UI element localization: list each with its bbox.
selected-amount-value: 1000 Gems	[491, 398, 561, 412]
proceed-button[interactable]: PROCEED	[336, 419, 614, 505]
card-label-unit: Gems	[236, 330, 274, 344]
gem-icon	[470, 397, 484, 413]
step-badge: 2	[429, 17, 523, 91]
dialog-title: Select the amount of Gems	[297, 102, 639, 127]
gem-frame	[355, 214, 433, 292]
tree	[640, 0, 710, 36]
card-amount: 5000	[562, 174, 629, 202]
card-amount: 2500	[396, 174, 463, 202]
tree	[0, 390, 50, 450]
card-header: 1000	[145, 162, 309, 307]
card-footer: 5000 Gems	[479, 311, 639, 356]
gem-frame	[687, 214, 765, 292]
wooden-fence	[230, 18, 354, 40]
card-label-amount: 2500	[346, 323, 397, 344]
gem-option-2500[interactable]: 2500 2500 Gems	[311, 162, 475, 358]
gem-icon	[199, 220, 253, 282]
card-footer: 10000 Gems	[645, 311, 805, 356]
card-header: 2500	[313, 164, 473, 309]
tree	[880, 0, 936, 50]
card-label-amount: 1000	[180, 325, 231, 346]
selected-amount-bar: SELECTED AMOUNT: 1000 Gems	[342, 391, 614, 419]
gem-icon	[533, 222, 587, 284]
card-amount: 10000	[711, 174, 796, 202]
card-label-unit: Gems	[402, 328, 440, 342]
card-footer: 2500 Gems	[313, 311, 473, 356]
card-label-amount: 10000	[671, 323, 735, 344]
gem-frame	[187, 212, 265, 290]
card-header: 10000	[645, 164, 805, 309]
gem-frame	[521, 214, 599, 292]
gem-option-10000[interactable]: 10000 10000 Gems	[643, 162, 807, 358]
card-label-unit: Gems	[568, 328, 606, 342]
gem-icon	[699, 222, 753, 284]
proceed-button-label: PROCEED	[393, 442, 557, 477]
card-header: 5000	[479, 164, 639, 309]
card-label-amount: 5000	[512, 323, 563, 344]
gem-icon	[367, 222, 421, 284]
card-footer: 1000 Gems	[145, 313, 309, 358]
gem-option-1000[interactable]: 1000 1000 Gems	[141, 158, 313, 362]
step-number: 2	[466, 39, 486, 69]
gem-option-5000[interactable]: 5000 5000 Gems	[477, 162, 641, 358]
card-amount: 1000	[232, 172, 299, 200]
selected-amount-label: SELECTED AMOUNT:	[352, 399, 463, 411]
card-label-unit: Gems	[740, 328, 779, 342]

Stated problem » Copy every row above line for line, changing nothing and keeping the original order.

Result of the exercise »
UI element localization: list each with its bbox.
selected-amount-value: 1000 Gems	[491, 398, 561, 412]
proceed-button[interactable]: PROCEED	[336, 419, 614, 505]
card-label-unit: Gems	[236, 330, 274, 344]
gem-icon	[470, 397, 484, 413]
step-badge: 2	[429, 17, 523, 91]
dialog-title: Select the amount of Gems	[297, 102, 639, 127]
gem-frame	[355, 214, 433, 292]
tree	[640, 0, 710, 36]
card-amount: 5000	[562, 174, 629, 202]
card-amount: 2500	[396, 174, 463, 202]
tree	[0, 390, 50, 450]
card-header: 1000	[145, 162, 309, 307]
card-footer: 5000 Gems	[479, 311, 639, 356]
gem-frame	[687, 214, 765, 292]
wooden-fence	[230, 18, 354, 40]
card-label-amount: 2500	[346, 323, 397, 344]
gem-option-2500[interactable]: 2500 2500 Gems	[311, 162, 475, 358]
gem-icon	[199, 220, 253, 282]
card-footer: 10000 Gems	[645, 311, 805, 356]
card-header: 2500	[313, 164, 473, 309]
tree	[880, 0, 936, 50]
card-label-amount: 1000	[180, 325, 231, 346]
selected-amount-bar: SELECTED AMOUNT: 1000 Gems	[342, 391, 614, 419]
gem-icon	[533, 222, 587, 284]
card-amount: 10000	[711, 174, 796, 202]
card-label-unit: Gems	[402, 328, 440, 342]
card-footer: 2500 Gems	[313, 311, 473, 356]
card-label-amount: 10000	[671, 323, 735, 344]
gem-frame	[187, 212, 265, 290]
card-header: 10000	[645, 164, 805, 309]
gem-frame	[521, 214, 599, 292]
gem-option-10000[interactable]: 10000 10000 Gems	[643, 162, 807, 358]
card-label-unit: Gems	[568, 328, 606, 342]
gem-icon	[699, 222, 753, 284]
proceed-button-label: PROCEED	[393, 442, 557, 477]
card-header: 5000	[479, 164, 639, 309]
card-label-amount: 5000	[512, 323, 563, 344]
gem-icon	[367, 222, 421, 284]
card-footer: 1000 Gems	[145, 313, 309, 358]
gem-option-1000[interactable]: 1000 1000 Gems	[141, 158, 313, 362]
step-number: 2	[466, 39, 486, 69]
gem-option-5000[interactable]: 5000 5000 Gems	[477, 162, 641, 358]
card-amount: 1000	[232, 172, 299, 200]
selected-amount-label: SELECTED AMOUNT:	[352, 399, 463, 411]
card-label-unit: Gems	[740, 328, 779, 342]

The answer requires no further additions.